** WRITTEN EXERCISE **
In the records below, find each line with the word "GENEL" and copy it.

Data records:
****

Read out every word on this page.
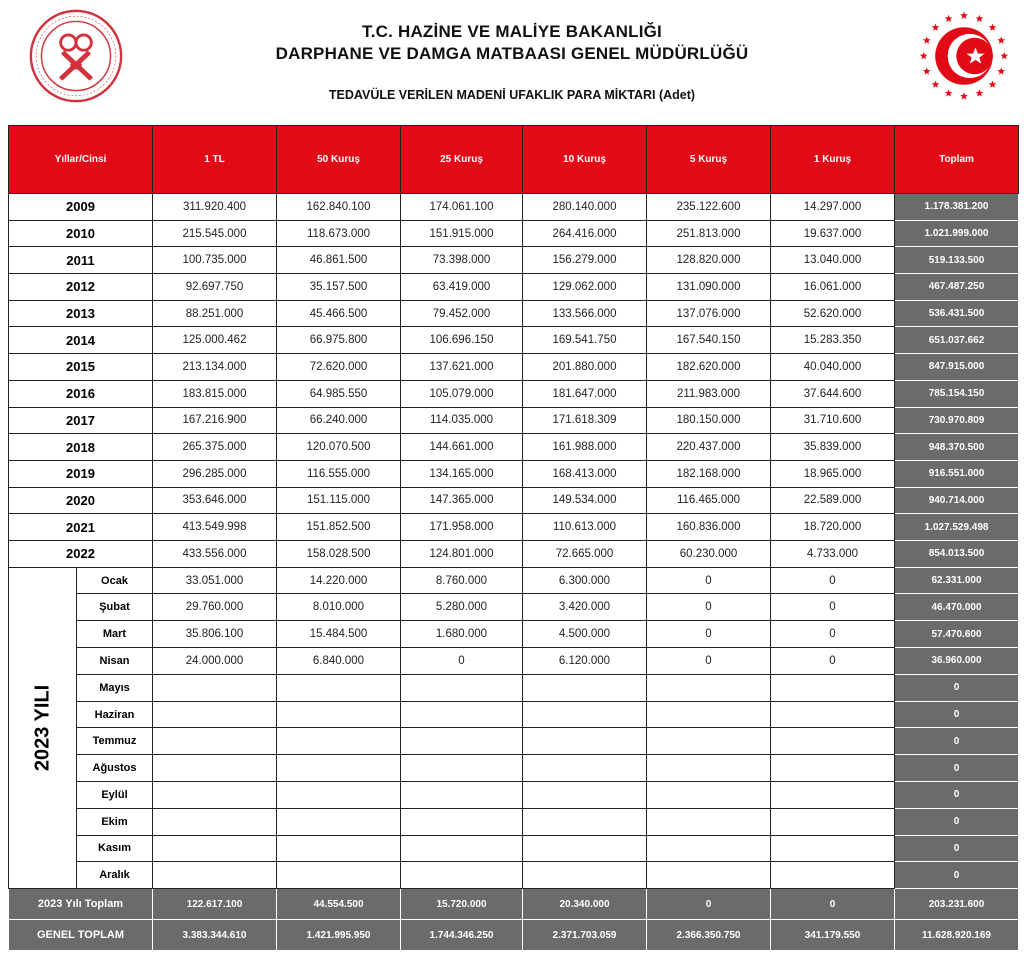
T.C. HAZİNE VE MALİYE BAKANLIĞI
DARPHANE VE DAMGA MATBAASI GENEL MÜDÜRLÜĞÜ
TEDAVÜLE VERİLEN MADENİ UFAKLIK PARA MİKTARI (Adet)
Yıllar/Cinsi		1 TL	50 Kuruş	25 Kuruş	10 Kuruş	5 Kuruş	1 Kuruş	Toplam
2009		311.920.400	162.840.100	174.061.100	280.140.000	235.122.600	14.297.000	1.178.381.200
2010		215.545.000	118.673.000	151.915.000	264.416.000	251.813.000	19.637.000	1.021.999.000
2011		100.735.000	46.861.500	73.398.000	156.279.000	128.820.000	13.040.000	519.133.500
2012		92.697.750	35.157.500	63.419.000	129.062.000	131.090.000	16.061.000	467.487.250
2013		88.251.000	45.466.500	79.452.000	133.566.000	137.076.000	52.620.000	536.431.500
2014		125.000.462	66.975.800	106.696.150	169.541.750	167.540.150	15.283.350	651.037.662
2015		213.134.000	72.620.000	137.621.000	201.880.000	182.620.000	40.040.000	847.915.000
2016		183.815.000	64.985.550	105.079.000	181.647.000	211.983.000	37.644.600	785.154.150
2017		167.216.900	66.240.000	114.035.000	171.618.309	180.150.000	31.710.600	730.970.809
2018		265.375.000	120.070.500	144.661.000	161.988.000	220.437.000	35.839.000	948.370.500
2019		296.285.000	116.555.000	134.165.000	168.413.000	182.168.000	18.965.000	916.551.000
2020		353.646.000	151.115.000	147.365.000	149.534.000	116.465.000	22.589.000	940.714.000
2021		413.549.998	151.852.500	171.958.000	110.613.000	160.836.000	18.720.000	1.027.529.498
2022		433.556.000	158.028.500	124.801.000	72.665.000	60.230.000	4.733.000	854.013.500

2023 YILI	Ocak	33.051.000	14.220.000	8.760.000	6.300.000	0	0	62.331.000
	Şubat	29.760.000	8.010.000	5.280.000	3.420.000	0	0	46.470.000
	Mart	35.806.100	15.484.500	1.680.000	4.500.000	0	0	57.470.600
	Nisan	24.000.000	6.840.000	0	6.120.000	0	0	36.960.000
	Mayıs							0
	Haziran							0
	Temmuz							0
	Ağustos							0
	Eylül							0
	Ekim							0
	Kasım							0
	Aralık							0
2023 Yılı Toplam		122.617.100	44.554.500	15.720.000	20.340.000	0	0	203.231.600
GENEL TOPLAM		3.383.344.610	1.421.995.950	1.744.346.250	2.371.703.059	2.366.350.750	341.179.550	11.628.920.169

****

** ANSWER TO THIS PROBLEM **
DARPHANE VE DAMGA MATBAASI GENEL MÜDÜRLÜĞÜ
GENEL TOPLAM		3.383.344.610	1.421.995.950	1.744.346.250	2.371.703.059	2.366.350.750	341.179.550	11.628.920.169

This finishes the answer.